Repeat all the records exactly, omitting pictures.

============================================================

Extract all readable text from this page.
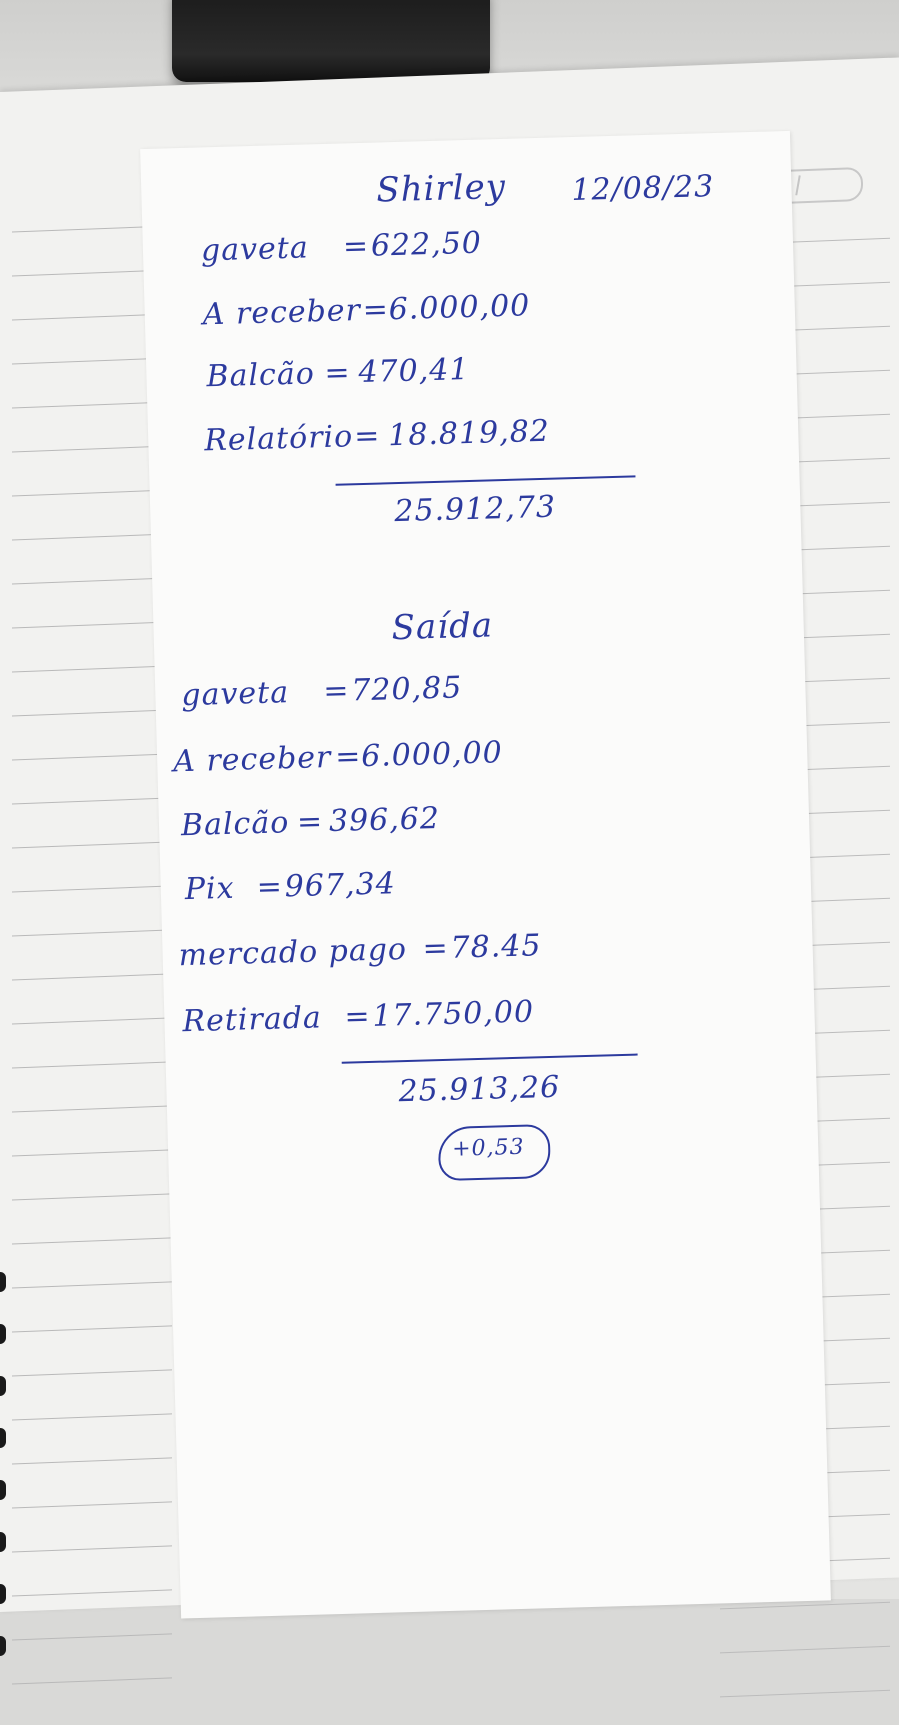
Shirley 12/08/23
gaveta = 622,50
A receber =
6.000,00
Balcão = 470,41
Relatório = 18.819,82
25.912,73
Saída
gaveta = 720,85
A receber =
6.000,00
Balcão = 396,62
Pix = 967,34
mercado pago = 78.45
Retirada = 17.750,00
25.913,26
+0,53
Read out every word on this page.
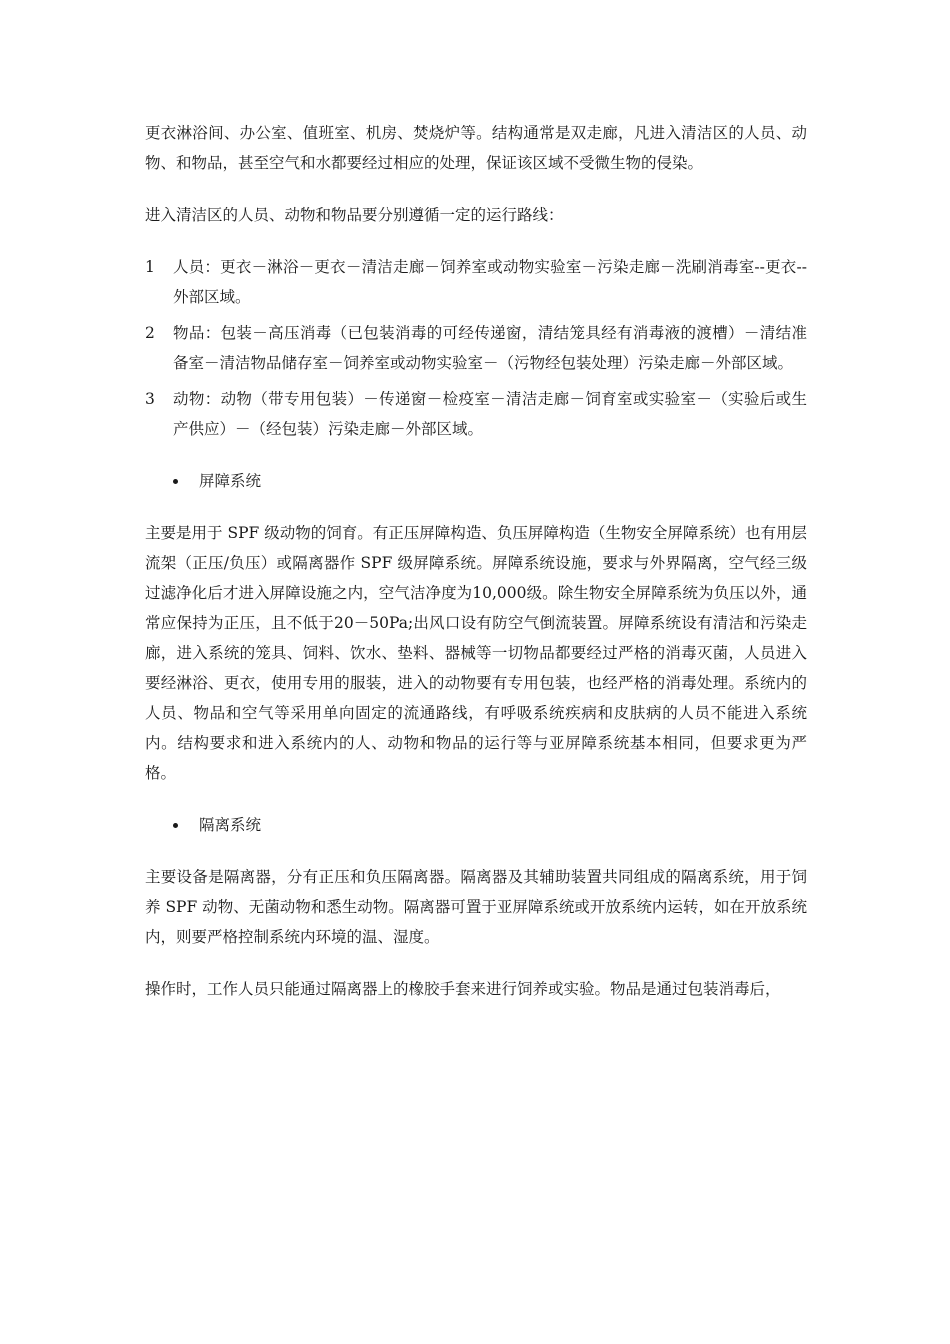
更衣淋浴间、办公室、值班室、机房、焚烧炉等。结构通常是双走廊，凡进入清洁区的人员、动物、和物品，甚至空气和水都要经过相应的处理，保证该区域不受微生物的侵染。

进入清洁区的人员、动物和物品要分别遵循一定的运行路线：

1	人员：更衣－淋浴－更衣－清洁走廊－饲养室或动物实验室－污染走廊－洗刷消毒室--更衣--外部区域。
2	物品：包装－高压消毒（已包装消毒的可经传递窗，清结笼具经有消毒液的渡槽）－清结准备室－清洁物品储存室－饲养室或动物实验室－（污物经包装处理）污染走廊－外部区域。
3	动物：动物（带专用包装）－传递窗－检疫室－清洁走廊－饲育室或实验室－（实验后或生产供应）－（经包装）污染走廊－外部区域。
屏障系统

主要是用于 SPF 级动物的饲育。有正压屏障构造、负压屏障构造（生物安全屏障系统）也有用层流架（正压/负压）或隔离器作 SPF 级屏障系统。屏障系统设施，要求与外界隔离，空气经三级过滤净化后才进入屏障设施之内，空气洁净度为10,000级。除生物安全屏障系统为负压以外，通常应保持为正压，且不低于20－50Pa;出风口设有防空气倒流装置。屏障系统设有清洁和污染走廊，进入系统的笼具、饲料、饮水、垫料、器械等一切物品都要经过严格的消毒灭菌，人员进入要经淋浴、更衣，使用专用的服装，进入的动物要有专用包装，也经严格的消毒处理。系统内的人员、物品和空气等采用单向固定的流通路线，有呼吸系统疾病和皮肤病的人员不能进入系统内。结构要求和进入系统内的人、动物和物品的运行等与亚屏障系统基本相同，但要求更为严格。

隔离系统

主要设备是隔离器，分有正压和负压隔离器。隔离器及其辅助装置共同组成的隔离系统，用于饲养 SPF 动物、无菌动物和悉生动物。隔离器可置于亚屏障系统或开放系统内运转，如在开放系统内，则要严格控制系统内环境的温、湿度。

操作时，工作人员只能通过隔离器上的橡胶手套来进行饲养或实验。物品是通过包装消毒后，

============================================================

▶ **Correct response**:
Extract all readable text from this page.
Shirley 12/08/23
gaveta = 622,50
A receber =
6.000,00
Balcão = 470,41
Relatório = 18.819,82
25.912,73
Saída
gaveta = 720,85
A receber =
6.000,00
Balcão = 396,62
Pix = 967,34
mercado pago = 78.45
Retirada = 17.750,00
25.913,26
+0,53
Read out every word on this page.
更衣淋浴间、办公室、值班室、机房、焚烧炉等。结构通常是双走廊，凡进入清洁区的人员、动物、和物品，甚至空气和水都要经过相应的处理，保证该区域不受微生物的侵染。

进入清洁区的人员、动物和物品要分别遵循一定的运行路线：

1	人员：更衣－淋浴－更衣－清洁走廊－饲养室或动物实验室－污染走廊－洗刷消毒室--更衣--外部区域。
2	物品：包装－高压消毒（已包装消毒的可经传递窗，清结笼具经有消毒液的渡槽）－清结准备室－清洁物品储存室－饲养室或动物实验室－（污物经包装处理）污染走廊－外部区域。
3	动物：动物（带专用包装）－传递窗－检疫室－清洁走廊－饲育室或实验室－（实验后或生产供应）－（经包装）污染走廊－外部区域。
屏障系统

主要是用于 SPF 级动物的饲育。有正压屏障构造、负压屏障构造（生物安全屏障系统）也有用层流架（正压/负压）或隔离器作 SPF 级屏障系统。屏障系统设施，要求与外界隔离，空气经三级过滤净化后才进入屏障设施之内，空气洁净度为10,000级。除生物安全屏障系统为负压以外，通常应保持为正压，且不低于20－50Pa;出风口设有防空气倒流装置。屏障系统设有清洁和污染走廊，进入系统的笼具、饲料、饮水、垫料、器械等一切物品都要经过严格的消毒灭菌，人员进入要经淋浴、更衣，使用专用的服装，进入的动物要有专用包装，也经严格的消毒处理。系统内的人员、物品和空气等采用单向固定的流通路线，有呼吸系统疾病和皮肤病的人员不能进入系统内。结构要求和进入系统内的人、动物和物品的运行等与亚屏障系统基本相同，但要求更为严格。

隔离系统

主要设备是隔离器，分有正压和负压隔离器。隔离器及其辅助装置共同组成的隔离系统，用于饲养 SPF 动物、无菌动物和悉生动物。隔离器可置于亚屏障系统或开放系统内运转，如在开放系统内，则要严格控制系统内环境的温、湿度。

操作时，工作人员只能通过隔离器上的橡胶手套来进行饲养或实验。物品是通过包装消毒后，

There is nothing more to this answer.